— begin Data to use —

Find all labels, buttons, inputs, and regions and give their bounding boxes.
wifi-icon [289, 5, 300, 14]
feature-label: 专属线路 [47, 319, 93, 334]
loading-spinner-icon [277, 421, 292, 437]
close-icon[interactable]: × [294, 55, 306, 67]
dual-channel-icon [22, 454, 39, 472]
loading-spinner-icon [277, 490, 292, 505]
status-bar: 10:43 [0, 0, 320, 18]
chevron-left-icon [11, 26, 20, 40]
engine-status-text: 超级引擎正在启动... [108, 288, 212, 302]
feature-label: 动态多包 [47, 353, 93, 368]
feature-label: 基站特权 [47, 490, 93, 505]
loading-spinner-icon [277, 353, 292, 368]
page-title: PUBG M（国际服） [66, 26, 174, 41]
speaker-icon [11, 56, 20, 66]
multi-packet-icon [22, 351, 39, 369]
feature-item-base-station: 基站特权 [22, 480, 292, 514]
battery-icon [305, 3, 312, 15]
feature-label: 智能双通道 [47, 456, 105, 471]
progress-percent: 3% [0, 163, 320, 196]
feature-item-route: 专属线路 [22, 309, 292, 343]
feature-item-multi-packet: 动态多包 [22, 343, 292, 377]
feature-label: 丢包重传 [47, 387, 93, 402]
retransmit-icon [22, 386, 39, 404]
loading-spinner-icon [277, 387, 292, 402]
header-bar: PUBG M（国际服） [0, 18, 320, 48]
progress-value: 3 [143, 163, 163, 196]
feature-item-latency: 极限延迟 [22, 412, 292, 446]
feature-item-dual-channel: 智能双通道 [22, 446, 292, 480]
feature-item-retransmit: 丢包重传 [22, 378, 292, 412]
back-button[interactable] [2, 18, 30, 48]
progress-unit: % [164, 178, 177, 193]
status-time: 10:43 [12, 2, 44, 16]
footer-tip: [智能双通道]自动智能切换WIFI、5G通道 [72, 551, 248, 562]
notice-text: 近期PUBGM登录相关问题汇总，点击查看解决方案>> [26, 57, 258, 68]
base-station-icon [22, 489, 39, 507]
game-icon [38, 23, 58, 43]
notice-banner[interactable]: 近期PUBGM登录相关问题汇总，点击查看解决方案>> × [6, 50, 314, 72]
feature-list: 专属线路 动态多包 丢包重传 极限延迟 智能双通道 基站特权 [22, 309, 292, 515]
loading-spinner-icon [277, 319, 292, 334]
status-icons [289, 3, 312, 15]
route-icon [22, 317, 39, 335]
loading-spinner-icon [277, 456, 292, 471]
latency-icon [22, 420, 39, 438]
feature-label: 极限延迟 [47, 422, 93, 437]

— end Data to use —

- **Exercise goal**
Print the lines above again, unchanged.

- **Solution**
Find all labels, buttons, inputs, and regions and give their bounding boxes.
wifi-icon [289, 5, 300, 14]
feature-label: 专属线路 [47, 319, 93, 334]
loading-spinner-icon [277, 421, 292, 437]
close-icon[interactable]: × [294, 55, 306, 67]
dual-channel-icon [22, 454, 39, 472]
loading-spinner-icon [277, 490, 292, 505]
status-bar: 10:43 [0, 0, 320, 18]
chevron-left-icon [11, 26, 20, 40]
engine-status-text: 超级引擎正在启动... [108, 288, 212, 302]
feature-label: 动态多包 [47, 353, 93, 368]
feature-label: 基站特权 [47, 490, 93, 505]
loading-spinner-icon [277, 353, 292, 368]
page-title: PUBG M（国际服） [66, 26, 174, 41]
speaker-icon [11, 56, 20, 66]
multi-packet-icon [22, 351, 39, 369]
feature-item-base-station: 基站特权 [22, 480, 292, 514]
battery-icon [305, 3, 312, 15]
feature-label: 智能双通道 [47, 456, 105, 471]
progress-percent: 3% [0, 163, 320, 196]
feature-item-route: 专属线路 [22, 309, 292, 343]
feature-item-multi-packet: 动态多包 [22, 343, 292, 377]
feature-label: 丢包重传 [47, 387, 93, 402]
retransmit-icon [22, 386, 39, 404]
loading-spinner-icon [277, 387, 292, 402]
header-bar: PUBG M（国际服） [0, 18, 320, 48]
progress-value: 3 [143, 163, 163, 196]
feature-item-latency: 极限延迟 [22, 412, 292, 446]
feature-item-dual-channel: 智能双通道 [22, 446, 292, 480]
feature-item-retransmit: 丢包重传 [22, 378, 292, 412]
back-button[interactable] [2, 18, 30, 48]
progress-unit: % [164, 178, 177, 193]
status-time: 10:43 [12, 2, 44, 16]
footer-tip: [智能双通道]自动智能切换WIFI、5G通道 [72, 551, 248, 562]
notice-text: 近期PUBGM登录相关问题汇总，点击查看解决方案>> [26, 57, 258, 68]
base-station-icon [22, 489, 39, 507]
game-icon [38, 23, 58, 43]
notice-banner[interactable]: 近期PUBGM登录相关问题汇总，点击查看解决方案>> × [6, 50, 314, 72]
feature-list: 专属线路 动态多包 丢包重传 极限延迟 智能双通道 基站特权 [22, 309, 292, 515]
loading-spinner-icon [277, 319, 292, 334]
status-icons [289, 3, 312, 15]
route-icon [22, 317, 39, 335]
loading-spinner-icon [277, 456, 292, 471]
latency-icon [22, 420, 39, 438]
feature-label: 极限延迟 [47, 422, 93, 437]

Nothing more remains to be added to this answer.